Exercise prompt:
Write out the material exactly. Do not include the pictures.

Extracted data entries:
________

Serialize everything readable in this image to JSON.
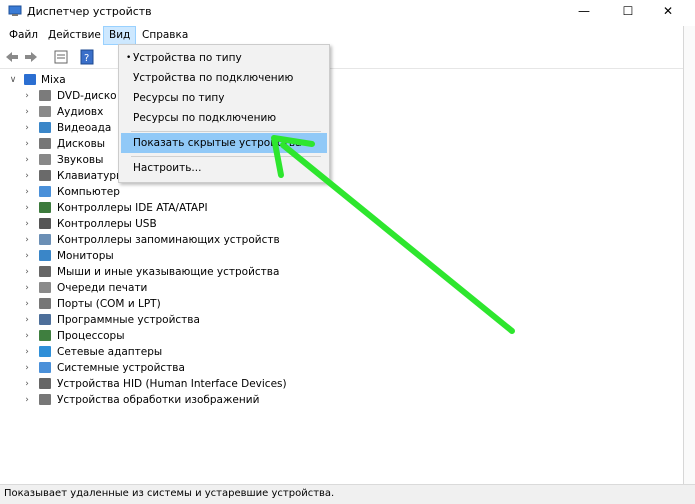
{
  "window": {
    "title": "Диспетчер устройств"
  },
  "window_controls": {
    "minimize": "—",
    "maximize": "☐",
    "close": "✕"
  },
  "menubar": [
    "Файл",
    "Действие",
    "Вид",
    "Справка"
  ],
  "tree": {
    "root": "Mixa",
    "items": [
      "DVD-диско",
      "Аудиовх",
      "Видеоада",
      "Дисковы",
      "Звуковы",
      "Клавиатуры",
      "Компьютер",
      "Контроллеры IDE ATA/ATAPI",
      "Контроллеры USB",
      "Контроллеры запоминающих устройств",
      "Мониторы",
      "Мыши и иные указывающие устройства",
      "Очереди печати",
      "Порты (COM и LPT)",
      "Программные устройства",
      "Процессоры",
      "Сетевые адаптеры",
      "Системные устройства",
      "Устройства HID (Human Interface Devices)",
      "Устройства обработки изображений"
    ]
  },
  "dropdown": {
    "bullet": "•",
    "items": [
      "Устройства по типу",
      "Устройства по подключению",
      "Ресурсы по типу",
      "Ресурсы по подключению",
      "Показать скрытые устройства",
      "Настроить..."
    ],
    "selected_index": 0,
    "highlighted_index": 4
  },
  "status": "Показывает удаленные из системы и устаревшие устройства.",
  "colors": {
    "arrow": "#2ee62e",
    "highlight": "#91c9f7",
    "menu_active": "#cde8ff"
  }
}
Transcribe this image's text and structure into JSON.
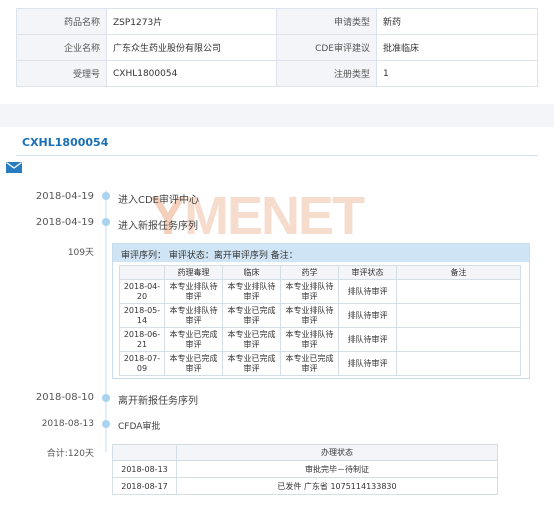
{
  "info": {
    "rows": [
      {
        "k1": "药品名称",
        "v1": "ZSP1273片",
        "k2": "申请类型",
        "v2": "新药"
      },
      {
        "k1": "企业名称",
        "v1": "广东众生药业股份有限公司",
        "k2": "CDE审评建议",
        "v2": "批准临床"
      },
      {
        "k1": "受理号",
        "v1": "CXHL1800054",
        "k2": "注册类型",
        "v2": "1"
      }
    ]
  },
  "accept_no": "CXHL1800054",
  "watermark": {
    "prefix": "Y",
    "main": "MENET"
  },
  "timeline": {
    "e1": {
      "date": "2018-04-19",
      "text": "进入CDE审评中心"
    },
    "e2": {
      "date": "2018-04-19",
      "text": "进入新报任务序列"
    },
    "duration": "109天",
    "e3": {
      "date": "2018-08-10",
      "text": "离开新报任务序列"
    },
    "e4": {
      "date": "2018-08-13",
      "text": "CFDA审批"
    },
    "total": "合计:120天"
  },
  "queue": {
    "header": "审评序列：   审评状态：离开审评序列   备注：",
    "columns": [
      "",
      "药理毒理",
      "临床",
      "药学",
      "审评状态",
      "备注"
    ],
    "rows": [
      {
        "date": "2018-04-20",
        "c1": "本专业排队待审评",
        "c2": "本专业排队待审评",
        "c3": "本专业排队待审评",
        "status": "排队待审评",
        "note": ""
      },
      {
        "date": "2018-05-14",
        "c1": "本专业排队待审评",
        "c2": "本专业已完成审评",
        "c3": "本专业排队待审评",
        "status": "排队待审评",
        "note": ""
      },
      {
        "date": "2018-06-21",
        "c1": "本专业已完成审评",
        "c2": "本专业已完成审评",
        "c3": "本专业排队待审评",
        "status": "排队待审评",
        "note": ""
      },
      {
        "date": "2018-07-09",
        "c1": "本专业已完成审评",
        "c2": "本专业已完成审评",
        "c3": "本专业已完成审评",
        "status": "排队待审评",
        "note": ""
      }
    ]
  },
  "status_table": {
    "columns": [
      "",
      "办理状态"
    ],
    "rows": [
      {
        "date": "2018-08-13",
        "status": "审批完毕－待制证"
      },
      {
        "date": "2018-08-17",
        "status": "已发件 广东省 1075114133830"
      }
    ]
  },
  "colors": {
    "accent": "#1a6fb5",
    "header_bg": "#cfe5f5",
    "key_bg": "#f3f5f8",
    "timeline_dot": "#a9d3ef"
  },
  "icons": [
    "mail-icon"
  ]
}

________

Response to the exercise:
Serialize everything readable in this image to JSON.
{
  "window": {
    "title": "Диспетчер устройств"
  },
  "window_controls": {
    "minimize": "—",
    "maximize": "☐",
    "close": "✕"
  },
  "menubar": [
    "Файл",
    "Действие",
    "Вид",
    "Справка"
  ],
  "tree": {
    "root": "Mixa",
    "items": [
      "DVD-диско",
      "Аудиовх",
      "Видеоада",
      "Дисковы",
      "Звуковы",
      "Клавиатуры",
      "Компьютер",
      "Контроллеры IDE ATA/ATAPI",
      "Контроллеры USB",
      "Контроллеры запоминающих устройств",
      "Мониторы",
      "Мыши и иные указывающие устройства",
      "Очереди печати",
      "Порты (COM и LPT)",
      "Программные устройства",
      "Процессоры",
      "Сетевые адаптеры",
      "Системные устройства",
      "Устройства HID (Human Interface Devices)",
      "Устройства обработки изображений"
    ]
  },
  "dropdown": {
    "bullet": "•",
    "items": [
      "Устройства по типу",
      "Устройства по подключению",
      "Ресурсы по типу",
      "Ресурсы по подключению",
      "Показать скрытые устройства",
      "Настроить..."
    ],
    "selected_index": 0,
    "highlighted_index": 4
  },
  "status": "Показывает удаленные из системы и устаревшие устройства.",
  "colors": {
    "arrow": "#2ee62e",
    "highlight": "#91c9f7",
    "menu_active": "#cde8ff"
  }
}
Transcribe this image's text and structure into JSON.
{
  "info": {
    "rows": [
      {
        "k1": "药品名称",
        "v1": "ZSP1273片",
        "k2": "申请类型",
        "v2": "新药"
      },
      {
        "k1": "企业名称",
        "v1": "广东众生药业股份有限公司",
        "k2": "CDE审评建议",
        "v2": "批准临床"
      },
      {
        "k1": "受理号",
        "v1": "CXHL1800054",
        "k2": "注册类型",
        "v2": "1"
      }
    ]
  },
  "accept_no": "CXHL1800054",
  "watermark": {
    "prefix": "Y",
    "main": "MENET"
  },
  "timeline": {
    "e1": {
      "date": "2018-04-19",
      "text": "进入CDE审评中心"
    },
    "e2": {
      "date": "2018-04-19",
      "text": "进入新报任务序列"
    },
    "duration": "109天",
    "e3": {
      "date": "2018-08-10",
      "text": "离开新报任务序列"
    },
    "e4": {
      "date": "2018-08-13",
      "text": "CFDA审批"
    },
    "total": "合计:120天"
  },
  "queue": {
    "header": "审评序列：   审评状态：离开审评序列   备注：",
    "columns": [
      "",
      "药理毒理",
      "临床",
      "药学",
      "审评状态",
      "备注"
    ],
    "rows": [
      {
        "date": "2018-04-20",
        "c1": "本专业排队待审评",
        "c2": "本专业排队待审评",
        "c3": "本专业排队待审评",
        "status": "排队待审评",
        "note": ""
      },
      {
        "date": "2018-05-14",
        "c1": "本专业排队待审评",
        "c2": "本专业已完成审评",
        "c3": "本专业排队待审评",
        "status": "排队待审评",
        "note": ""
      },
      {
        "date": "2018-06-21",
        "c1": "本专业已完成审评",
        "c2": "本专业已完成审评",
        "c3": "本专业排队待审评",
        "status": "排队待审评",
        "note": ""
      },
      {
        "date": "2018-07-09",
        "c1": "本专业已完成审评",
        "c2": "本专业已完成审评",
        "c3": "本专业已完成审评",
        "status": "排队待审评",
        "note": ""
      }
    ]
  },
  "status_table": {
    "columns": [
      "",
      "办理状态"
    ],
    "rows": [
      {
        "date": "2018-08-13",
        "status": "审批完毕－待制证"
      },
      {
        "date": "2018-08-17",
        "status": "已发件 广东省 1075114133830"
      }
    ]
  },
  "colors": {
    "accent": "#1a6fb5",
    "header_bg": "#cfe5f5",
    "key_bg": "#f3f5f8",
    "timeline_dot": "#a9d3ef"
  },
  "icons": [
    "mail-icon"
  ]
}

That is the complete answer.